* BEGIN RECORDS SHOWN *
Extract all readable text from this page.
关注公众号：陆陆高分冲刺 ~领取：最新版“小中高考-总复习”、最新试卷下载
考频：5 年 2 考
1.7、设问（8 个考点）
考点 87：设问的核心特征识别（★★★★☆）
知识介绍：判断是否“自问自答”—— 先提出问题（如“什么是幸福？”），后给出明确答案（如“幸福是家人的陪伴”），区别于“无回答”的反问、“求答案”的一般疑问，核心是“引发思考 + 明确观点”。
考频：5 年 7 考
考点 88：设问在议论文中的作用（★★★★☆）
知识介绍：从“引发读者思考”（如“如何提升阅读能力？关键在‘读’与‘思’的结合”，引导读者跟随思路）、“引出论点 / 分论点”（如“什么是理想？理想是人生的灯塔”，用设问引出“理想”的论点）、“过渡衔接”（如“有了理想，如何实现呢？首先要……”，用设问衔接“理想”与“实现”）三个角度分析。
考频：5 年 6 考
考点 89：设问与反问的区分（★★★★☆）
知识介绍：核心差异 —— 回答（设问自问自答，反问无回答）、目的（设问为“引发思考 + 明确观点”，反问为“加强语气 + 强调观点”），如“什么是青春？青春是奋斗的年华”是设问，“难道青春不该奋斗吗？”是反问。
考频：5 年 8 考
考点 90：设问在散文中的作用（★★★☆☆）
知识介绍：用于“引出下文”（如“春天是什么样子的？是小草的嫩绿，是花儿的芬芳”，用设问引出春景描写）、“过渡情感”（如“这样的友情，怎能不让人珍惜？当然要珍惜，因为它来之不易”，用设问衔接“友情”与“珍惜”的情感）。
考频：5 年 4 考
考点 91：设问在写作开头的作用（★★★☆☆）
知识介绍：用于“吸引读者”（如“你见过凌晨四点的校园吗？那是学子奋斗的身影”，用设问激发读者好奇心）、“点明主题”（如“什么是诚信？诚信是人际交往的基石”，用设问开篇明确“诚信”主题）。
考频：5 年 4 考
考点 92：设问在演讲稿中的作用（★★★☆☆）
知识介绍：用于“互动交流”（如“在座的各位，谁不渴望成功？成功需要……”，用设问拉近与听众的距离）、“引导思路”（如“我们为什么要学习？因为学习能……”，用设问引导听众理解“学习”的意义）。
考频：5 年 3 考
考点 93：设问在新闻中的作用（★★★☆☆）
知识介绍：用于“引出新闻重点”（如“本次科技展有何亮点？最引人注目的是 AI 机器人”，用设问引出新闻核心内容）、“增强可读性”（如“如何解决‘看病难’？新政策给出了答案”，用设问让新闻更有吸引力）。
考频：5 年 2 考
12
* END RECORDS SHOWN *
**TASK OBJECTIVE**
Copy all the entries verbatim.

**EXPECTED ANSWER**
Extract all readable text from this page.
关注公众号：陆陆高分冲刺 ~领取：最新版“小中高考-总复习”、最新试卷下载
考频：5 年 2 考
1.7、设问（8 个考点）
考点 87：设问的核心特征识别（★★★★☆）
知识介绍：判断是否“自问自答”—— 先提出问题（如“什么是幸福？”），后给出明确答案（如“幸福是家人的陪伴”），区别于“无回答”的反问、“求答案”的一般疑问，核心是“引发思考 + 明确观点”。
考频：5 年 7 考
考点 88：设问在议论文中的作用（★★★★☆）
知识介绍：从“引发读者思考”（如“如何提升阅读能力？关键在‘读’与‘思’的结合”，引导读者跟随思路）、“引出论点 / 分论点”（如“什么是理想？理想是人生的灯塔”，用设问引出“理想”的论点）、“过渡衔接”（如“有了理想，如何实现呢？首先要……”，用设问衔接“理想”与“实现”）三个角度分析。
考频：5 年 6 考
考点 89：设问与反问的区分（★★★★☆）
知识介绍：核心差异 —— 回答（设问自问自答，反问无回答）、目的（设问为“引发思考 + 明确观点”，反问为“加强语气 + 强调观点”），如“什么是青春？青春是奋斗的年华”是设问，“难道青春不该奋斗吗？”是反问。
考频：5 年 8 考
考点 90：设问在散文中的作用（★★★☆☆）
知识介绍：用于“引出下文”（如“春天是什么样子的？是小草的嫩绿，是花儿的芬芳”，用设问引出春景描写）、“过渡情感”（如“这样的友情，怎能不让人珍惜？当然要珍惜，因为它来之不易”，用设问衔接“友情”与“珍惜”的情感）。
考频：5 年 4 考
考点 91：设问在写作开头的作用（★★★☆☆）
知识介绍：用于“吸引读者”（如“你见过凌晨四点的校园吗？那是学子奋斗的身影”，用设问激发读者好奇心）、“点明主题”（如“什么是诚信？诚信是人际交往的基石”，用设问开篇明确“诚信”主题）。
考频：5 年 4 考
考点 92：设问在演讲稿中的作用（★★★☆☆）
知识介绍：用于“互动交流”（如“在座的各位，谁不渴望成功？成功需要……”，用设问拉近与听众的距离）、“引导思路”（如“我们为什么要学习？因为学习能……”，用设问引导听众理解“学习”的意义）。
考频：5 年 3 考
考点 93：设问在新闻中的作用（★★★☆☆）
知识介绍：用于“引出新闻重点”（如“本次科技展有何亮点？最引人注目的是 AI 机器人”，用设问引出新闻核心内容）、“增强可读性”（如“如何解决‘看病难’？新政策给出了答案”，用设问让新闻更有吸引力）。
考频：5 年 2 考
12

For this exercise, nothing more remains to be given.